╭──

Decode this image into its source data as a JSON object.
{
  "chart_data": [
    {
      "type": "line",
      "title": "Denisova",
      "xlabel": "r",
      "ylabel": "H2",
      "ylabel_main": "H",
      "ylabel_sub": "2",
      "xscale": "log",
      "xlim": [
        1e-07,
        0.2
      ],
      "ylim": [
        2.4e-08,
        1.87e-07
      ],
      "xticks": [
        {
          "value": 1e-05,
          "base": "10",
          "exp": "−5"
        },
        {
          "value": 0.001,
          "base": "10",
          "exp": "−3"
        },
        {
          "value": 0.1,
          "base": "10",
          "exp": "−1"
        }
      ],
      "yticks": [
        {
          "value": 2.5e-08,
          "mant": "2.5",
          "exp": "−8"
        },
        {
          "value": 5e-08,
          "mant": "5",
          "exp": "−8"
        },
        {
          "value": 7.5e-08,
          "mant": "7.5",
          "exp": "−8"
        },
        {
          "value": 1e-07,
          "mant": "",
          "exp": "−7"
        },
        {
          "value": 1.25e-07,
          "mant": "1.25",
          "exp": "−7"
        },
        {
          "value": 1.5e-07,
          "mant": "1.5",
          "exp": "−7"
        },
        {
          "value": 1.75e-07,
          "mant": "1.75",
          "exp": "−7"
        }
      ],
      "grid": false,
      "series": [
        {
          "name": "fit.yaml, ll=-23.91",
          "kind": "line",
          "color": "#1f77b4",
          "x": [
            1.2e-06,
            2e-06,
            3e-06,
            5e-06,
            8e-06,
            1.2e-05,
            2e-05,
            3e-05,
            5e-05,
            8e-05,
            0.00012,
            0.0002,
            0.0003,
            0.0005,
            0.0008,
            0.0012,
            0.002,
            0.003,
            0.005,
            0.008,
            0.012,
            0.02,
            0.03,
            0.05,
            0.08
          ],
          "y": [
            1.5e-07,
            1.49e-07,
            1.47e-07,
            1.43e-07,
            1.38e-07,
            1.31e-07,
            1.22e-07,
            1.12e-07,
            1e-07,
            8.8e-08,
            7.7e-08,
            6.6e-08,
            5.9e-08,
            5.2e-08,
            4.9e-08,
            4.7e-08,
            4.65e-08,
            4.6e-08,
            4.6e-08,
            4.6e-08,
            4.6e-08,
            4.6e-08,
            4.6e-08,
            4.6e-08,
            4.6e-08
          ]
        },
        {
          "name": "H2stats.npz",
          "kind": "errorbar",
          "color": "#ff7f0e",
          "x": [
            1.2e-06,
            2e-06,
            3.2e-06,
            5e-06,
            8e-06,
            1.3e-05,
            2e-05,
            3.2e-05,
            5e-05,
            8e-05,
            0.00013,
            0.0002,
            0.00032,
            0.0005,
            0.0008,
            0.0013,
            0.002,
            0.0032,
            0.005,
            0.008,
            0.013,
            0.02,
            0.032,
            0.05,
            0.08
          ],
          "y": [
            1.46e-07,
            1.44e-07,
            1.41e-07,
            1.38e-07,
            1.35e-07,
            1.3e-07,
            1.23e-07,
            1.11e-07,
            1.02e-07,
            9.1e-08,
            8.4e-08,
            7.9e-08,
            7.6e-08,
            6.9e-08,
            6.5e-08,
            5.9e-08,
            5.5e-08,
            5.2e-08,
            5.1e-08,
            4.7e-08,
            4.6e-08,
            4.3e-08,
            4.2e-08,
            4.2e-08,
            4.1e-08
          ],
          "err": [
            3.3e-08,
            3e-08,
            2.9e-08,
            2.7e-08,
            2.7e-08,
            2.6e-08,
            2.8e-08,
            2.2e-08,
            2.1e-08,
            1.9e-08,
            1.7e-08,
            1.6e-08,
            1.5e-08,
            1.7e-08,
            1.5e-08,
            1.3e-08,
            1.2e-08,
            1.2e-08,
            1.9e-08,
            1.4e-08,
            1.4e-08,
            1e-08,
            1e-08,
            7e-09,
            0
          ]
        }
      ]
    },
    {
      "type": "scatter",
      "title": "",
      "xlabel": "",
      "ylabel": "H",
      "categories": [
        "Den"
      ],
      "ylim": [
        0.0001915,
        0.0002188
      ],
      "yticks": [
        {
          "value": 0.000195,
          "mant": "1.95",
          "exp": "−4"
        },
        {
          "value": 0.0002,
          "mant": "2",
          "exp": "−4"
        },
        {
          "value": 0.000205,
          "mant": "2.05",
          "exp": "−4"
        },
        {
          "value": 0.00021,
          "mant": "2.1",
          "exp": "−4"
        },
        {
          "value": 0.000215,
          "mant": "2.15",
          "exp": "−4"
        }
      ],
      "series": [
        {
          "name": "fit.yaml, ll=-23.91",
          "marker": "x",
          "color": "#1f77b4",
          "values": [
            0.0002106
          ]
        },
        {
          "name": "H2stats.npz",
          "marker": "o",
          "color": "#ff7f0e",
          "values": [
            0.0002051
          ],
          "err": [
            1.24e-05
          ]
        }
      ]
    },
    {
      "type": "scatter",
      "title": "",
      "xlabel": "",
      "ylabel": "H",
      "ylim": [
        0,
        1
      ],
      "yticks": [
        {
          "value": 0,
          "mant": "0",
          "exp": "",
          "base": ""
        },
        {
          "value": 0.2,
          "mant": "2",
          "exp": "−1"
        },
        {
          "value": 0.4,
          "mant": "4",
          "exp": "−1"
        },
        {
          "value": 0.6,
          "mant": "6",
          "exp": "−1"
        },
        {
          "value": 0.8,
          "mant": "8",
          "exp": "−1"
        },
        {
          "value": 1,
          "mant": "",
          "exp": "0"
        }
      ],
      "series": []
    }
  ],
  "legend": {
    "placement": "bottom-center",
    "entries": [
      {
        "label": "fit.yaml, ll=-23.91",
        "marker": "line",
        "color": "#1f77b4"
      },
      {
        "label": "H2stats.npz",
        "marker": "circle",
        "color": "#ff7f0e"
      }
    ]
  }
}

╰──

■ **Prompt**: Give a word-for-word copy of the records.

■ **Complete answer**:
Decode this image into its source data as a JSON object.
{
  "chart_data": [
    {
      "type": "line",
      "title": "Denisova",
      "xlabel": "r",
      "ylabel": "H2",
      "ylabel_main": "H",
      "ylabel_sub": "2",
      "xscale": "log",
      "xlim": [
        1e-07,
        0.2
      ],
      "ylim": [
        2.4e-08,
        1.87e-07
      ],
      "xticks": [
        {
          "value": 1e-05,
          "base": "10",
          "exp": "−5"
        },
        {
          "value": 0.001,
          "base": "10",
          "exp": "−3"
        },
        {
          "value": 0.1,
          "base": "10",
          "exp": "−1"
        }
      ],
      "yticks": [
        {
          "value": 2.5e-08,
          "mant": "2.5",
          "exp": "−8"
        },
        {
          "value": 5e-08,
          "mant": "5",
          "exp": "−8"
        },
        {
          "value": 7.5e-08,
          "mant": "7.5",
          "exp": "−8"
        },
        {
          "value": 1e-07,
          "mant": "",
          "exp": "−7"
        },
        {
          "value": 1.25e-07,
          "mant": "1.25",
          "exp": "−7"
        },
        {
          "value": 1.5e-07,
          "mant": "1.5",
          "exp": "−7"
        },
        {
          "value": 1.75e-07,
          "mant": "1.75",
          "exp": "−7"
        }
      ],
      "grid": false,
      "series": [
        {
          "name": "fit.yaml, ll=-23.91",
          "kind": "line",
          "color": "#1f77b4",
          "x": [
            1.2e-06,
            2e-06,
            3e-06,
            5e-06,
            8e-06,
            1.2e-05,
            2e-05,
            3e-05,
            5e-05,
            8e-05,
            0.00012,
            0.0002,
            0.0003,
            0.0005,
            0.0008,
            0.0012,
            0.002,
            0.003,
            0.005,
            0.008,
            0.012,
            0.02,
            0.03,
            0.05,
            0.08
          ],
          "y": [
            1.5e-07,
            1.49e-07,
            1.47e-07,
            1.43e-07,
            1.38e-07,
            1.31e-07,
            1.22e-07,
            1.12e-07,
            1e-07,
            8.8e-08,
            7.7e-08,
            6.6e-08,
            5.9e-08,
            5.2e-08,
            4.9e-08,
            4.7e-08,
            4.65e-08,
            4.6e-08,
            4.6e-08,
            4.6e-08,
            4.6e-08,
            4.6e-08,
            4.6e-08,
            4.6e-08,
            4.6e-08
          ]
        },
        {
          "name": "H2stats.npz",
          "kind": "errorbar",
          "color": "#ff7f0e",
          "x": [
            1.2e-06,
            2e-06,
            3.2e-06,
            5e-06,
            8e-06,
            1.3e-05,
            2e-05,
            3.2e-05,
            5e-05,
            8e-05,
            0.00013,
            0.0002,
            0.00032,
            0.0005,
            0.0008,
            0.0013,
            0.002,
            0.0032,
            0.005,
            0.008,
            0.013,
            0.02,
            0.032,
            0.05,
            0.08
          ],
          "y": [
            1.46e-07,
            1.44e-07,
            1.41e-07,
            1.38e-07,
            1.35e-07,
            1.3e-07,
            1.23e-07,
            1.11e-07,
            1.02e-07,
            9.1e-08,
            8.4e-08,
            7.9e-08,
            7.6e-08,
            6.9e-08,
            6.5e-08,
            5.9e-08,
            5.5e-08,
            5.2e-08,
            5.1e-08,
            4.7e-08,
            4.6e-08,
            4.3e-08,
            4.2e-08,
            4.2e-08,
            4.1e-08
          ],
          "err": [
            3.3e-08,
            3e-08,
            2.9e-08,
            2.7e-08,
            2.7e-08,
            2.6e-08,
            2.8e-08,
            2.2e-08,
            2.1e-08,
            1.9e-08,
            1.7e-08,
            1.6e-08,
            1.5e-08,
            1.7e-08,
            1.5e-08,
            1.3e-08,
            1.2e-08,
            1.2e-08,
            1.9e-08,
            1.4e-08,
            1.4e-08,
            1e-08,
            1e-08,
            7e-09,
            0
          ]
        }
      ]
    },
    {
      "type": "scatter",
      "title": "",
      "xlabel": "",
      "ylabel": "H",
      "categories": [
        "Den"
      ],
      "ylim": [
        0.0001915,
        0.0002188
      ],
      "yticks": [
        {
          "value": 0.000195,
          "mant": "1.95",
          "exp": "−4"
        },
        {
          "value": 0.0002,
          "mant": "2",
          "exp": "−4"
        },
        {
          "value": 0.000205,
          "mant": "2.05",
          "exp": "−4"
        },
        {
          "value": 0.00021,
          "mant": "2.1",
          "exp": "−4"
        },
        {
          "value": 0.000215,
          "mant": "2.15",
          "exp": "−4"
        }
      ],
      "series": [
        {
          "name": "fit.yaml, ll=-23.91",
          "marker": "x",
          "color": "#1f77b4",
          "values": [
            0.0002106
          ]
        },
        {
          "name": "H2stats.npz",
          "marker": "o",
          "color": "#ff7f0e",
          "values": [
            0.0002051
          ],
          "err": [
            1.24e-05
          ]
        }
      ]
    },
    {
      "type": "scatter",
      "title": "",
      "xlabel": "",
      "ylabel": "H",
      "ylim": [
        0,
        1
      ],
      "yticks": [
        {
          "value": 0,
          "mant": "0",
          "exp": "",
          "base": ""
        },
        {
          "value": 0.2,
          "mant": "2",
          "exp": "−1"
        },
        {
          "value": 0.4,
          "mant": "4",
          "exp": "−1"
        },
        {
          "value": 0.6,
          "mant": "6",
          "exp": "−1"
        },
        {
          "value": 0.8,
          "mant": "8",
          "exp": "−1"
        },
        {
          "value": 1,
          "mant": "",
          "exp": "0"
        }
      ],
      "series": []
    }
  ],
  "legend": {
    "placement": "bottom-center",
    "entries": [
      {
        "label": "fit.yaml, ll=-23.91",
        "marker": "line",
        "color": "#1f77b4"
      },
      {
        "label": "H2stats.npz",
        "marker": "circle",
        "color": "#ff7f0e"
      }
    ]
  }
}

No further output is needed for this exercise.